--- START Data for processing ---

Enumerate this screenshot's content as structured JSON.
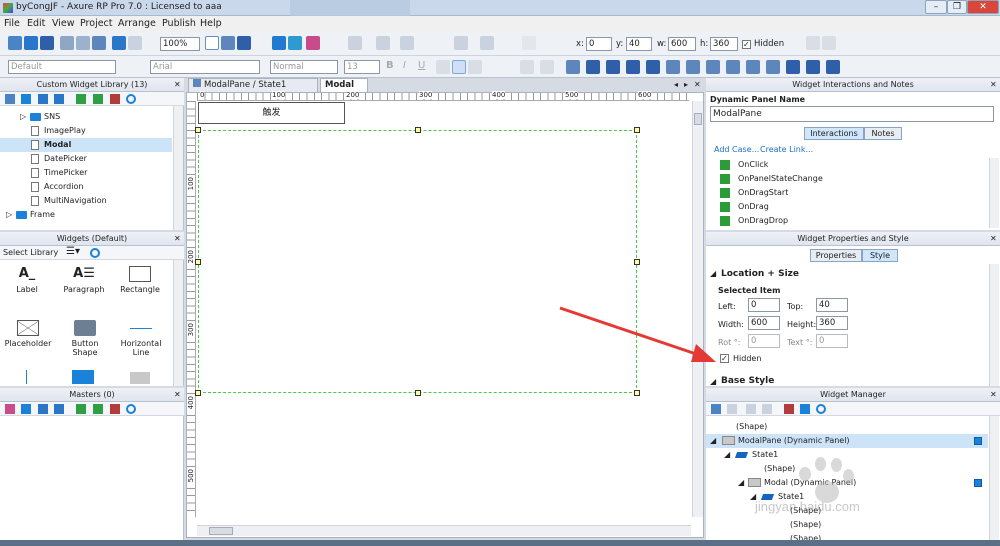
{
  "app": {
    "title": "byCongJF - Axure RP Pro 7.0 : Licensed to aaa"
  },
  "menu": [
    "File",
    "Edit",
    "View",
    "Project",
    "Arrange",
    "Publish",
    "Help"
  ],
  "toolbar": {
    "zoom": "100%",
    "x_label": "x:",
    "x": "0",
    "y_label": "y:",
    "y": "40",
    "w_label": "w:",
    "w": "600",
    "h_label": "h:",
    "h": "360",
    "hidden_label": "Hidden",
    "font": "Default",
    "font_family": "Arial",
    "style": "Normal",
    "font_size": "13"
  },
  "custom_lib": {
    "title": "Custom Widget Library (13)",
    "items": [
      "SNS",
      "ImagePlay",
      "Modal",
      "DatePicker",
      "TimePicker",
      "Accordion",
      "MultiNavigation",
      "Frame"
    ]
  },
  "widgets": {
    "title": "Widgets (Default)",
    "select_label": "Select Library",
    "items": [
      "Label",
      "Paragraph",
      "Rectangle",
      "Placeholder",
      "Button Shape",
      "Horizontal Line"
    ]
  },
  "masters": {
    "title": "Masters (0)"
  },
  "tabs": [
    "ModalPane / State1 (Modal)",
    "Modal"
  ],
  "ruler": {
    "h": [
      "0",
      "100",
      "200",
      "300",
      "400",
      "500",
      "600"
    ],
    "v": [
      "100",
      "200",
      "300",
      "400",
      "500"
    ]
  },
  "canvas": {
    "button_text": "触发"
  },
  "interactions": {
    "title": "Widget Interactions and Notes",
    "name_label": "Dynamic Panel Name",
    "name_value": "ModalPane",
    "tab_interactions": "Interactions",
    "tab_notes": "Notes",
    "add_case": "Add Case...",
    "create_link": "Create Link...",
    "events": [
      "OnClick",
      "OnPanelStateChange",
      "OnDragStart",
      "OnDrag",
      "OnDragDrop"
    ]
  },
  "props": {
    "title": "Widget Properties and Style",
    "tab_properties": "Properties",
    "tab_style": "Style",
    "section": "Location + Size",
    "selected": "Selected Item",
    "left_label": "Left:",
    "left": "0",
    "top_label": "Top:",
    "top": "40",
    "width_label": "Width:",
    "width": "600",
    "height_label": "Height:",
    "height": "360",
    "rot_label": "Rot °:",
    "rot": "0",
    "text_label": "Text °:",
    "text": "0",
    "hidden_label": "Hidden",
    "base_style": "Base Style"
  },
  "manager": {
    "title": "Widget Manager",
    "rows": [
      "(Shape)",
      "ModalPane (Dynamic Panel)",
      "State1",
      "(Shape)",
      "Modal (Dynamic Panel)",
      "State1",
      "(Shape)",
      "(Shape)",
      "(Shape)"
    ]
  },
  "watermark": "jingyan.baidu.com",
  "colors": {
    "accent": "#1a82d8",
    "arrow": "#e53935",
    "selection": "#44cc44"
  }
}
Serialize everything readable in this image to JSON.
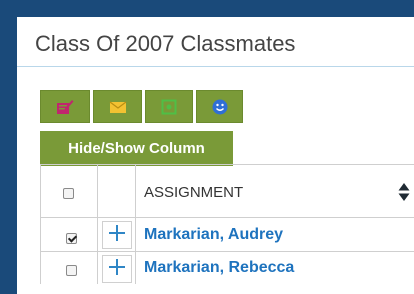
{
  "page": {
    "title": "Class Of 2007 Classmates"
  },
  "toolbar": {
    "hide_show_label": "Hide/Show Column",
    "buttons": [
      {
        "icon": "note-icon",
        "color": "#c0266e"
      },
      {
        "icon": "envelope-icon",
        "color": "#f2c232"
      },
      {
        "icon": "photo-icon",
        "color": "#4fbf46"
      },
      {
        "icon": "smiley-icon",
        "color": "#2f6fd6"
      }
    ]
  },
  "table": {
    "column_header": "ASSIGNMENT",
    "rows": [
      {
        "name": "Markarian, Audrey",
        "checked": true
      },
      {
        "name": "Markarian, Rebecca",
        "checked": false
      }
    ]
  },
  "colors": {
    "frame": "#1a4a7a",
    "button_green": "#7a9a38",
    "link_blue": "#1e73be"
  }
}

--- END Data for processing ---

Pull every line containing "Markarian" out of the records.

        "name": "Markarian, Audrey",
        "name": "Markarian, Rebecca",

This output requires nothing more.